▶ _Extract provided_
━━━━

Introduction
If there is one place on Earth where territorial control has been elevated to an applied science, that place is Palestine. Since 1967, when Israel occupied the West Bank, Gaza, East Jerusalem and the Golan Heights during the Six-Day War, the Palestinian territories have been subjected to a systematic process of fragmentation, colonization and control — one that international bodies, including the International Court of Justice (ICJ) and Amnesty International, have declared illegal under international law, and which Amnesty, Human Rights Watch and the ICJ itself have described as apartheid.
This is not a «conflict» between two equal parties, as the media often frames it. It is a unilateral military occupation that has lasted for more than half a century, backed by the military, economic and diplomatic power of the world’s leading superpower. It is, in essence, a laboratory of territorial control where all seven levers of domination identified by Pedro Baños are deployed simultaneously.
The legal framework: occupation or annexation?
Israel’s occupation of the Palestinian territories began in June 1967. Since then, international law has been unequivocal: Article 49 of the Fourth Geneva Convention explicitly prohibits an occupying power from transferring its civilian population into the territories it occupies. This is not a recommendation — it is a rule of international humanitarian law, and its violation constitutes a war crime.
In 2004, the International Court of Justice issued an advisory opinion declaring the separation wall built by Israel inside the West Bank illegal, along with the settlements. In February 2024, the ICJ went further: in a landmark opinion, it ruled that Israel’s occupation as a whole was illegal and that Israel had «an obligation to cease immediately all new settlement activities and to evacuate all settlers» from the occupied territories.
Yet despite UN resolutions, reports from Amnesty International and ICJ rulings, the settlements have not only continued but accelerated. In 2024, according to an EU report, the Israeli government «continued to deepen the settlement project in the occupied Palestinian territory, advancing plans that further endanger Palestinian development and territorial contiguity».
The reason is simple: international law only works when there is political will to enforce it. That will has been conspicuously absent, largely due to the systematic use of the US veto in the UN Security Council against any resolution that would impose sanctions on Israel.
The settlement system: colonization in real time
Israeli settlements are the central mechanism of territorial control in the West Bank. They are not innocent residential neighborhoods: they are outposts of an occupying power built on land confiscated from Palestinians, connected by a network of settlers-only bypass roads, and protected by the Israeli military.
As of 2023, there are 144 official settlements in the West Bank (12 of them in East Jerusalem) and at least 196 unauthorized outposts tolerated by the Israeli government. In total, over 450,000 Israeli settlers live in the West Bank (excluding East Jerusalem), where another 220,000 settlers reside. An additional 25,000 settlers live in the occupied Syrian Golan Heights.
The settler population has grown relentlessly. Over the past three decades, it has roughly doubled every fifteen years. This growth is not spontaneous: it responds to deliberate government policies that offer tax breaks, housing subsidies and other incentives to those who move to the occupied territories.

━━━━

▶ _Information supplied_

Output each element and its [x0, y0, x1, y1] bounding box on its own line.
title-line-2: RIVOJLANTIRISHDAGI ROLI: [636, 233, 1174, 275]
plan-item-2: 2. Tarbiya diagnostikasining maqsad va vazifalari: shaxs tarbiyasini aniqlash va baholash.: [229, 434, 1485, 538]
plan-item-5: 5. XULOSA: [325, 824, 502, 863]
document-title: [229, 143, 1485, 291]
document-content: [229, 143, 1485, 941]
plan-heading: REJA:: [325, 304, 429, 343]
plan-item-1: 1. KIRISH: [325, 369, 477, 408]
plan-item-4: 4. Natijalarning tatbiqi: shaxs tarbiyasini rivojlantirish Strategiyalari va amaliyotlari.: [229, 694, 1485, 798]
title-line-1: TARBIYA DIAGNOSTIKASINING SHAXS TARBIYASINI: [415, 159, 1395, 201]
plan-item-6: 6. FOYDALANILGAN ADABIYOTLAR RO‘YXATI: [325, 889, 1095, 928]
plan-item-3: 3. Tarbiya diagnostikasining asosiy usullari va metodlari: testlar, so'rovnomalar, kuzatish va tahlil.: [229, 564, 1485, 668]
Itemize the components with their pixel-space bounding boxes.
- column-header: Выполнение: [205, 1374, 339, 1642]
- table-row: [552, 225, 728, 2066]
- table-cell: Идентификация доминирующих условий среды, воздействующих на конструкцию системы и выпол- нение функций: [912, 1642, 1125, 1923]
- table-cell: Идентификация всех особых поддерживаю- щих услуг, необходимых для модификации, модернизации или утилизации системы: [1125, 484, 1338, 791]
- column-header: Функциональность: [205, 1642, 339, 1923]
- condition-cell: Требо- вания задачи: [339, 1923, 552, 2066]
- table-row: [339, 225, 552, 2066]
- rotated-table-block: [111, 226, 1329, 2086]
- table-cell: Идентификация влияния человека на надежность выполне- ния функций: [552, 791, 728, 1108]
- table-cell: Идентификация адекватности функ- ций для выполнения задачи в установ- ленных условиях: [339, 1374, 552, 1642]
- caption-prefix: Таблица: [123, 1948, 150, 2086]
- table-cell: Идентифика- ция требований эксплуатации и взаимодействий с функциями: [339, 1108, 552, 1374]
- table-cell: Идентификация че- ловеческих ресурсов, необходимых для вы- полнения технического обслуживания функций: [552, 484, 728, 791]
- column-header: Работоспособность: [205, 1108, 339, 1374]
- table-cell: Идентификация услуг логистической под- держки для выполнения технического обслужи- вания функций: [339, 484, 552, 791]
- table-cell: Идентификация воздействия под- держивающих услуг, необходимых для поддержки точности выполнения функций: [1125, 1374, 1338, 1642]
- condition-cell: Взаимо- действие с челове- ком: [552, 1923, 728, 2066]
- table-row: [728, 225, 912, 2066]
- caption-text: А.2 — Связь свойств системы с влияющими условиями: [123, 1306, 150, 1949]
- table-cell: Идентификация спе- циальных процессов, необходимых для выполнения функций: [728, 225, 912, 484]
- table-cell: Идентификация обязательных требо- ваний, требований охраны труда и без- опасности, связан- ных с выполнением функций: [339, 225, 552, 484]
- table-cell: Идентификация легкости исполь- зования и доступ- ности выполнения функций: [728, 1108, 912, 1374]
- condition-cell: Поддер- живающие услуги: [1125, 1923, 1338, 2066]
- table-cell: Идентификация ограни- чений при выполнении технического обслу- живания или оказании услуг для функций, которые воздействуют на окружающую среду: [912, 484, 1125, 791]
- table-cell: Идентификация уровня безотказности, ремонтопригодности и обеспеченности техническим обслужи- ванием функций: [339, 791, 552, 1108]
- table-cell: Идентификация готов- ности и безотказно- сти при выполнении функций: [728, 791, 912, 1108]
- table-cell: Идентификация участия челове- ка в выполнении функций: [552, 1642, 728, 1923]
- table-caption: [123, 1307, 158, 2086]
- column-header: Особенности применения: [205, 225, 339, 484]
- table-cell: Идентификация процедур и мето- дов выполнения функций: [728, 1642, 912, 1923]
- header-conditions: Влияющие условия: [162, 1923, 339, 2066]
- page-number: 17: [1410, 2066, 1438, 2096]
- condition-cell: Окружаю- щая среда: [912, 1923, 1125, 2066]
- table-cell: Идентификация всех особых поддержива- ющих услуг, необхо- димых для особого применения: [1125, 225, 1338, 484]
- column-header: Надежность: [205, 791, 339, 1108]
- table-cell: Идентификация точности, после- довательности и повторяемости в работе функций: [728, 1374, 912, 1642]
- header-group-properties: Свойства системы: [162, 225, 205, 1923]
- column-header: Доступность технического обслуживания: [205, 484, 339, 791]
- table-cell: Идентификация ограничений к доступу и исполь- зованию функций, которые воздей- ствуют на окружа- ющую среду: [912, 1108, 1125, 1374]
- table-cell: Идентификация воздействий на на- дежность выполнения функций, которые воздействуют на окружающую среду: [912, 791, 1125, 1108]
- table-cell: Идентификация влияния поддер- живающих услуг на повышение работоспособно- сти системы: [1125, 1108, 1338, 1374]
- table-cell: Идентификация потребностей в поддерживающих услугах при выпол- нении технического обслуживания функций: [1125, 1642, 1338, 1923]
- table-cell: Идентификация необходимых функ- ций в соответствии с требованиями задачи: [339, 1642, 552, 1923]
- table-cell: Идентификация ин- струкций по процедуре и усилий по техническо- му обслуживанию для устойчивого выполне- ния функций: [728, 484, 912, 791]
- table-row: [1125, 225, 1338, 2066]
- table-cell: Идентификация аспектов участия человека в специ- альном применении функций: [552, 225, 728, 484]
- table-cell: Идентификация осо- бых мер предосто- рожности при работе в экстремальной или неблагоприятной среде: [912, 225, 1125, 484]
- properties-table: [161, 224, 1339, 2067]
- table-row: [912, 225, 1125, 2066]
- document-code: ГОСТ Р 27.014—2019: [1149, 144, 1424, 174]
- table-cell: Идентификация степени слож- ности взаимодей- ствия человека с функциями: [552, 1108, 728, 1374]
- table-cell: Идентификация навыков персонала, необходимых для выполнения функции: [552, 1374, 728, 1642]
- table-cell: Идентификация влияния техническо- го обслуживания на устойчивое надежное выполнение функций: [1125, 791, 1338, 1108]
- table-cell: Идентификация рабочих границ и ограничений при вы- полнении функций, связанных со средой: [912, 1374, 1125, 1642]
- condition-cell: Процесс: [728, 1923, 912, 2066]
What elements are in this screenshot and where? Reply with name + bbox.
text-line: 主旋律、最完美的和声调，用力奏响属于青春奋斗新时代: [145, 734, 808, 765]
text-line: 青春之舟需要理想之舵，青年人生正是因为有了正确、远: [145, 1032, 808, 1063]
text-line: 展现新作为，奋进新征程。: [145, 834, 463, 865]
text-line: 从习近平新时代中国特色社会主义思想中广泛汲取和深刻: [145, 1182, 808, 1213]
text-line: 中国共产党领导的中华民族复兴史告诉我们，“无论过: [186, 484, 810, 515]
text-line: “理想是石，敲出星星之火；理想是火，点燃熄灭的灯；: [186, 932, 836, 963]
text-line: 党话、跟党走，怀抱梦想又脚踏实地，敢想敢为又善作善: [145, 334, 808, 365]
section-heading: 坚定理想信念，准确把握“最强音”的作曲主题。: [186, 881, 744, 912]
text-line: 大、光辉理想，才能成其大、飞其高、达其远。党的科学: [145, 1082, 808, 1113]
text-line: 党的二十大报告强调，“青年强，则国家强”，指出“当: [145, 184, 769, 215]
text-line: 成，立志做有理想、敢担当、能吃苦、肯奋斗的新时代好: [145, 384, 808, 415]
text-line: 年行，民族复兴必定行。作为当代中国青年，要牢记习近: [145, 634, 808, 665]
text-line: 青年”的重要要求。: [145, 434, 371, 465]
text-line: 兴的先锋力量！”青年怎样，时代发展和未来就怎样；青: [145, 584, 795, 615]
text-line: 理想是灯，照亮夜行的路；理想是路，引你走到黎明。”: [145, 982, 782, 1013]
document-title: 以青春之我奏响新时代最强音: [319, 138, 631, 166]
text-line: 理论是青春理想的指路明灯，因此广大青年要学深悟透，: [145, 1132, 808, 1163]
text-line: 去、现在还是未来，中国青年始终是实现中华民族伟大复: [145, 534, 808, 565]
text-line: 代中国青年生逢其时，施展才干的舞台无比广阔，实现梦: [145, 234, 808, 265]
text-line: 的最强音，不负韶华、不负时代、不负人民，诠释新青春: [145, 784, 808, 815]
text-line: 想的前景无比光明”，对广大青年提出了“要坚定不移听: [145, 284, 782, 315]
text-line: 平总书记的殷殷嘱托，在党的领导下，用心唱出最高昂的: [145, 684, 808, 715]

━━━━

▶ _Exercise instructions_
A: Which territories does the text about Palestine say Israel occupied during the Six-Day War?
B: Write out the part of the text about Palestine starting at "The legal framework: occupation" and ending at "a war crime.".
The items are separate material and have no connection to the text about Palestine.

▶ _Per-task outputs_
A:
- West Bank
- Gaza
- East Jerusalem
- Golan Heights

B:
The legal framework: occupation or annexation?
Israel’s occupation of the Palestinian territories began in June 1967. Since then, international law has been unequivocal: Article 49 of the Fourth Geneva Convention explicitly prohibits an occupying power from transferring its civilian population into the territories it occupies. This is not a recommendation — it is a rule of international humanitarian law, and its violation constitutes a war crime.